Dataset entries
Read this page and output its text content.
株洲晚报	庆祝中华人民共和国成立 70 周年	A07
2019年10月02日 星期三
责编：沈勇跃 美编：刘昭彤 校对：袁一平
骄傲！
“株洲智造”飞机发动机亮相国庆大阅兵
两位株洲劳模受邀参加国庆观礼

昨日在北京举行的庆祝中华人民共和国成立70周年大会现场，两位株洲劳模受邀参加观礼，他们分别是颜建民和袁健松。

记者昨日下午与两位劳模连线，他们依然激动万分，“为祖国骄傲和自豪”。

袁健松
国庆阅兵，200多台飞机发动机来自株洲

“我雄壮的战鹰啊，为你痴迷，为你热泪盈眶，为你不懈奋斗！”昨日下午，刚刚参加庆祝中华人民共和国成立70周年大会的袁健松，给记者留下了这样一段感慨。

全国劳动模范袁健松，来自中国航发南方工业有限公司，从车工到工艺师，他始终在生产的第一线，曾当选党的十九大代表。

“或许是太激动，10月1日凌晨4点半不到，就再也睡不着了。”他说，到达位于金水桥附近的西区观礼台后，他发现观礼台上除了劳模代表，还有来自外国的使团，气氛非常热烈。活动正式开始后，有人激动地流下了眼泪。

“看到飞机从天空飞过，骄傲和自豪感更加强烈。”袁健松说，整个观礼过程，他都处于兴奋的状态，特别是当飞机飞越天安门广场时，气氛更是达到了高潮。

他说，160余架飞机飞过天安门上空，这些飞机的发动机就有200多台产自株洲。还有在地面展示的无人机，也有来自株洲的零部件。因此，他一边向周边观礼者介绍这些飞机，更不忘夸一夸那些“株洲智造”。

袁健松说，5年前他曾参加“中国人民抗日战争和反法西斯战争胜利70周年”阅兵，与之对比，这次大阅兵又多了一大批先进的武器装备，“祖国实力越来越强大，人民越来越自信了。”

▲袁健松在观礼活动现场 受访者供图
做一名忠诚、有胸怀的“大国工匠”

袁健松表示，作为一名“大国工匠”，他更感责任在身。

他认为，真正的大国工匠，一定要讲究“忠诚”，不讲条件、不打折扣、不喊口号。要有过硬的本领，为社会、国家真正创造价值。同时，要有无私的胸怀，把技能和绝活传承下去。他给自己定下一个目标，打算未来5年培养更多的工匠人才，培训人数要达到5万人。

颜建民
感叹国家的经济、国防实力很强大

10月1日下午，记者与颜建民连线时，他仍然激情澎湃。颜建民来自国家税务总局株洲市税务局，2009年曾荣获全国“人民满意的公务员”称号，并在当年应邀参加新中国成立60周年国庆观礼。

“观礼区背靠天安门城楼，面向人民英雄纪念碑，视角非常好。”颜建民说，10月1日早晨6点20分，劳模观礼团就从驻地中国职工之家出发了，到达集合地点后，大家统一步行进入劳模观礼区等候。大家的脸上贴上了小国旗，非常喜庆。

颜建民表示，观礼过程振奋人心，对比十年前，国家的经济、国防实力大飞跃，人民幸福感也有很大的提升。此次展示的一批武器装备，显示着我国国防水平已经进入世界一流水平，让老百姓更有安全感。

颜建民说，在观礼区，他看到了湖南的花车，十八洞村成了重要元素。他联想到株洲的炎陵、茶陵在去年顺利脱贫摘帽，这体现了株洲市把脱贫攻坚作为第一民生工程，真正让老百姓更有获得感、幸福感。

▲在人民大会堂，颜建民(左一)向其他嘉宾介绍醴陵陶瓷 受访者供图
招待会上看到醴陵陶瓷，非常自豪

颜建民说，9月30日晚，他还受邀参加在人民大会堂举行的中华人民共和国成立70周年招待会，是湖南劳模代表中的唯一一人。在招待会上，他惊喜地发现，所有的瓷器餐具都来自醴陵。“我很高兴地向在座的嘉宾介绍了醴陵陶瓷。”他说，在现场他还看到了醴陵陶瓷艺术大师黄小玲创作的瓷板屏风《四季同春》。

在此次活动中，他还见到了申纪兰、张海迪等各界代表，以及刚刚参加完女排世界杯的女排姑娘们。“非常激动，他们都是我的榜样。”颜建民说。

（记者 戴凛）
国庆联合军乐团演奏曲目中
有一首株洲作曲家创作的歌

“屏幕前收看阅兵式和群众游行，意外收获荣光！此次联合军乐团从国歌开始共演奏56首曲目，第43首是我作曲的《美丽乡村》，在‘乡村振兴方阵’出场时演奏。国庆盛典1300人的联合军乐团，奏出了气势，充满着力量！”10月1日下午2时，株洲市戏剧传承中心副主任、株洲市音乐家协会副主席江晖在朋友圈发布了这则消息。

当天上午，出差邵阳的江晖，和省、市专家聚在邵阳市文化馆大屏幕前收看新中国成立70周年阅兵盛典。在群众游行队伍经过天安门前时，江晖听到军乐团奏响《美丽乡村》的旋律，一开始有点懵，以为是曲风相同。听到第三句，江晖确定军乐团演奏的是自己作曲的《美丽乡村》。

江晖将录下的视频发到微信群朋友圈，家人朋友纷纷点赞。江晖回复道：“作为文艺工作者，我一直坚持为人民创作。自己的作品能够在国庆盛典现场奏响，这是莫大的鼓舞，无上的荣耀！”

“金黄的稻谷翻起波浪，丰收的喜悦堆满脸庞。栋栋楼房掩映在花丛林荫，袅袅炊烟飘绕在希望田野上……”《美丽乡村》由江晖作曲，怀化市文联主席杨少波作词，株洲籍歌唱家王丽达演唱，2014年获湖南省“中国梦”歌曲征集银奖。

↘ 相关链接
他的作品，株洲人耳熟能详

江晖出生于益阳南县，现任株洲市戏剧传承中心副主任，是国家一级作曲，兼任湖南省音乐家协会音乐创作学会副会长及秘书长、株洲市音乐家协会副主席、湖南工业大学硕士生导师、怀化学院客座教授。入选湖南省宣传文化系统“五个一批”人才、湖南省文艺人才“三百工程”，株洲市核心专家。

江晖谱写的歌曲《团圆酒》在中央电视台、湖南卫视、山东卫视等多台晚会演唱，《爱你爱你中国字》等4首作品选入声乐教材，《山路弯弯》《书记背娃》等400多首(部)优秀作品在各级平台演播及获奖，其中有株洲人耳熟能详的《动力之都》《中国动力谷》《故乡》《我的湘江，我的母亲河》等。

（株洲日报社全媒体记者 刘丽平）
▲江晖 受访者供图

— TASK DESCRIPTION —
Retype the records above exactly.

— SOLUTION TO THE EXERCISE —
Read this page and output its text content.
株洲晚报	庆祝中华人民共和国成立 70 周年	A07
2019年10月02日 星期三
责编：沈勇跃 美编：刘昭彤 校对：袁一平
骄傲！
“株洲智造”飞机发动机亮相国庆大阅兵
两位株洲劳模受邀参加国庆观礼

昨日在北京举行的庆祝中华人民共和国成立70周年大会现场，两位株洲劳模受邀参加观礼，他们分别是颜建民和袁健松。

记者昨日下午与两位劳模连线，他们依然激动万分，“为祖国骄傲和自豪”。

袁健松
国庆阅兵，200多台飞机发动机来自株洲

“我雄壮的战鹰啊，为你痴迷，为你热泪盈眶，为你不懈奋斗！”昨日下午，刚刚参加庆祝中华人民共和国成立70周年大会的袁健松，给记者留下了这样一段感慨。

全国劳动模范袁健松，来自中国航发南方工业有限公司，从车工到工艺师，他始终在生产的第一线，曾当选党的十九大代表。

“或许是太激动，10月1日凌晨4点半不到，就再也睡不着了。”他说，到达位于金水桥附近的西区观礼台后，他发现观礼台上除了劳模代表，还有来自外国的使团，气氛非常热烈。活动正式开始后，有人激动地流下了眼泪。

“看到飞机从天空飞过，骄傲和自豪感更加强烈。”袁健松说，整个观礼过程，他都处于兴奋的状态，特别是当飞机飞越天安门广场时，气氛更是达到了高潮。

他说，160余架飞机飞过天安门上空，这些飞机的发动机就有200多台产自株洲。还有在地面展示的无人机，也有来自株洲的零部件。因此，他一边向周边观礼者介绍这些飞机，更不忘夸一夸那些“株洲智造”。

袁健松说，5年前他曾参加“中国人民抗日战争和反法西斯战争胜利70周年”阅兵，与之对比，这次大阅兵又多了一大批先进的武器装备，“祖国实力越来越强大，人民越来越自信了。”

▲袁健松在观礼活动现场 受访者供图
做一名忠诚、有胸怀的“大国工匠”

袁健松表示，作为一名“大国工匠”，他更感责任在身。

他认为，真正的大国工匠，一定要讲究“忠诚”，不讲条件、不打折扣、不喊口号。要有过硬的本领，为社会、国家真正创造价值。同时，要有无私的胸怀，把技能和绝活传承下去。他给自己定下一个目标，打算未来5年培养更多的工匠人才，培训人数要达到5万人。

颜建民
感叹国家的经济、国防实力很强大

10月1日下午，记者与颜建民连线时，他仍然激情澎湃。颜建民来自国家税务总局株洲市税务局，2009年曾荣获全国“人民满意的公务员”称号，并在当年应邀参加新中国成立60周年国庆观礼。

“观礼区背靠天安门城楼，面向人民英雄纪念碑，视角非常好。”颜建民说，10月1日早晨6点20分，劳模观礼团就从驻地中国职工之家出发了，到达集合地点后，大家统一步行进入劳模观礼区等候。大家的脸上贴上了小国旗，非常喜庆。

颜建民表示，观礼过程振奋人心，对比十年前，国家的经济、国防实力大飞跃，人民幸福感也有很大的提升。此次展示的一批武器装备，显示着我国国防水平已经进入世界一流水平，让老百姓更有安全感。

颜建民说，在观礼区，他看到了湖南的花车，十八洞村成了重要元素。他联想到株洲的炎陵、茶陵在去年顺利脱贫摘帽，这体现了株洲市把脱贫攻坚作为第一民生工程，真正让老百姓更有获得感、幸福感。

▲在人民大会堂，颜建民(左一)向其他嘉宾介绍醴陵陶瓷 受访者供图
招待会上看到醴陵陶瓷，非常自豪

颜建民说，9月30日晚，他还受邀参加在人民大会堂举行的中华人民共和国成立70周年招待会，是湖南劳模代表中的唯一一人。在招待会上，他惊喜地发现，所有的瓷器餐具都来自醴陵。“我很高兴地向在座的嘉宾介绍了醴陵陶瓷。”他说，在现场他还看到了醴陵陶瓷艺术大师黄小玲创作的瓷板屏风《四季同春》。

在此次活动中，他还见到了申纪兰、张海迪等各界代表，以及刚刚参加完女排世界杯的女排姑娘们。“非常激动，他们都是我的榜样。”颜建民说。

（记者 戴凛）
国庆联合军乐团演奏曲目中
有一首株洲作曲家创作的歌

“屏幕前收看阅兵式和群众游行，意外收获荣光！此次联合军乐团从国歌开始共演奏56首曲目，第43首是我作曲的《美丽乡村》，在‘乡村振兴方阵’出场时演奏。国庆盛典1300人的联合军乐团，奏出了气势，充满着力量！”10月1日下午2时，株洲市戏剧传承中心副主任、株洲市音乐家协会副主席江晖在朋友圈发布了这则消息。

当天上午，出差邵阳的江晖，和省、市专家聚在邵阳市文化馆大屏幕前收看新中国成立70周年阅兵盛典。在群众游行队伍经过天安门前时，江晖听到军乐团奏响《美丽乡村》的旋律，一开始有点懵，以为是曲风相同。听到第三句，江晖确定军乐团演奏的是自己作曲的《美丽乡村》。

江晖将录下的视频发到微信群朋友圈，家人朋友纷纷点赞。江晖回复道：“作为文艺工作者，我一直坚持为人民创作。自己的作品能够在国庆盛典现场奏响，这是莫大的鼓舞，无上的荣耀！”

“金黄的稻谷翻起波浪，丰收的喜悦堆满脸庞。栋栋楼房掩映在花丛林荫，袅袅炊烟飘绕在希望田野上……”《美丽乡村》由江晖作曲，怀化市文联主席杨少波作词，株洲籍歌唱家王丽达演唱，2014年获湖南省“中国梦”歌曲征集银奖。

↘ 相关链接
他的作品，株洲人耳熟能详

江晖出生于益阳南县，现任株洲市戏剧传承中心副主任，是国家一级作曲，兼任湖南省音乐家协会音乐创作学会副会长及秘书长、株洲市音乐家协会副主席、湖南工业大学硕士生导师、怀化学院客座教授。入选湖南省宣传文化系统“五个一批”人才、湖南省文艺人才“三百工程”，株洲市核心专家。

江晖谱写的歌曲《团圆酒》在中央电视台、湖南卫视、山东卫视等多台晚会演唱，《爱你爱你中国字》等4首作品选入声乐教材，《山路弯弯》《书记背娃》等400多首(部)优秀作品在各级平台演播及获奖，其中有株洲人耳熟能详的《动力之都》《中国动力谷》《故乡》《我的湘江，我的母亲河》等。

（株洲日报社全媒体记者 刘丽平）
▲江晖 受访者供图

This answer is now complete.